Below is some material; transcribe all of it exactly.

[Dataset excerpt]
--------------------------------

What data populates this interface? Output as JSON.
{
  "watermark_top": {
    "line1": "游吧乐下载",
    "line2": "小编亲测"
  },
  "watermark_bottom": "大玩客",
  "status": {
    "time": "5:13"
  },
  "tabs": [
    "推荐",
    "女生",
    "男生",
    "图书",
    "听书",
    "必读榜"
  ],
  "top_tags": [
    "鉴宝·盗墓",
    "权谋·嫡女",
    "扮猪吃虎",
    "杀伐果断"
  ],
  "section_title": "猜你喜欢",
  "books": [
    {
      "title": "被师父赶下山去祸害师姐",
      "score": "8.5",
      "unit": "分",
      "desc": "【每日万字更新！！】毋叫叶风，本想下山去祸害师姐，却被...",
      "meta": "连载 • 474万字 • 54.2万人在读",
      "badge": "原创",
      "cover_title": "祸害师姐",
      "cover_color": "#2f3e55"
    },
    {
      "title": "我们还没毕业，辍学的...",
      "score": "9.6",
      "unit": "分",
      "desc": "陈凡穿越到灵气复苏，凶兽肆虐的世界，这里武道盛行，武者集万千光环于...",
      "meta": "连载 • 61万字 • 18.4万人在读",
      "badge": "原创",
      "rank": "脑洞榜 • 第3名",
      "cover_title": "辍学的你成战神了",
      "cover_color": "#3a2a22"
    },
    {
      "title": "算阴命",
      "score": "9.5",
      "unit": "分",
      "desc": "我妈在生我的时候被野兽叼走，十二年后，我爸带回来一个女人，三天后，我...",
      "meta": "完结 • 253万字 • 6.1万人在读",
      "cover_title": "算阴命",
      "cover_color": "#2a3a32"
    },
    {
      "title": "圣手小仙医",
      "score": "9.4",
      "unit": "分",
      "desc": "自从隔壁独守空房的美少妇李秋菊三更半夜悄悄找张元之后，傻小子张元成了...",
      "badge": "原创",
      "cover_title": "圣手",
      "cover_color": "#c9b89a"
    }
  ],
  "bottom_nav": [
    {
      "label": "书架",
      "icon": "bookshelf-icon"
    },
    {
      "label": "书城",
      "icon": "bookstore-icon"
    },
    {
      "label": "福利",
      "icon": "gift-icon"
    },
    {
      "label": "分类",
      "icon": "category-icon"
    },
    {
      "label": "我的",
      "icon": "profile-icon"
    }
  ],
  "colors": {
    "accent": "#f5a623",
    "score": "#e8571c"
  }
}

--------------------------------

◆ Problem solution:
What data populates this interface? Output as JSON.
{
  "watermark_top": {
    "line1": "游吧乐下载",
    "line2": "小编亲测"
  },
  "watermark_bottom": "大玩客",
  "status": {
    "time": "5:13"
  },
  "tabs": [
    "推荐",
    "女生",
    "男生",
    "图书",
    "听书",
    "必读榜"
  ],
  "top_tags": [
    "鉴宝·盗墓",
    "权谋·嫡女",
    "扮猪吃虎",
    "杀伐果断"
  ],
  "section_title": "猜你喜欢",
  "books": [
    {
      "title": "被师父赶下山去祸害师姐",
      "score": "8.5",
      "unit": "分",
      "desc": "【每日万字更新！！】毋叫叶风，本想下山去祸害师姐，却被...",
      "meta": "连载 • 474万字 • 54.2万人在读",
      "badge": "原创",
      "cover_title": "祸害师姐",
      "cover_color": "#2f3e55"
    },
    {
      "title": "我们还没毕业，辍学的...",
      "score": "9.6",
      "unit": "分",
      "desc": "陈凡穿越到灵气复苏，凶兽肆虐的世界，这里武道盛行，武者集万千光环于...",
      "meta": "连载 • 61万字 • 18.4万人在读",
      "badge": "原创",
      "rank": "脑洞榜 • 第3名",
      "cover_title": "辍学的你成战神了",
      "cover_color": "#3a2a22"
    },
    {
      "title": "算阴命",
      "score": "9.5",
      "unit": "分",
      "desc": "我妈在生我的时候被野兽叼走，十二年后，我爸带回来一个女人，三天后，我...",
      "meta": "完结 • 253万字 • 6.1万人在读",
      "cover_title": "算阴命",
      "cover_color": "#2a3a32"
    },
    {
      "title": "圣手小仙医",
      "score": "9.4",
      "unit": "分",
      "desc": "自从隔壁独守空房的美少妇李秋菊三更半夜悄悄找张元之后，傻小子张元成了...",
      "badge": "原创",
      "cover_title": "圣手",
      "cover_color": "#c9b89a"
    }
  ],
  "bottom_nav": [
    {
      "label": "书架",
      "icon": "bookshelf-icon"
    },
    {
      "label": "书城",
      "icon": "bookstore-icon"
    },
    {
      "label": "福利",
      "icon": "gift-icon"
    },
    {
      "label": "分类",
      "icon": "category-icon"
    },
    {
      "label": "我的",
      "icon": "profile-icon"
    }
  ],
  "colors": {
    "accent": "#f5a623",
    "score": "#e8571c"
  }
}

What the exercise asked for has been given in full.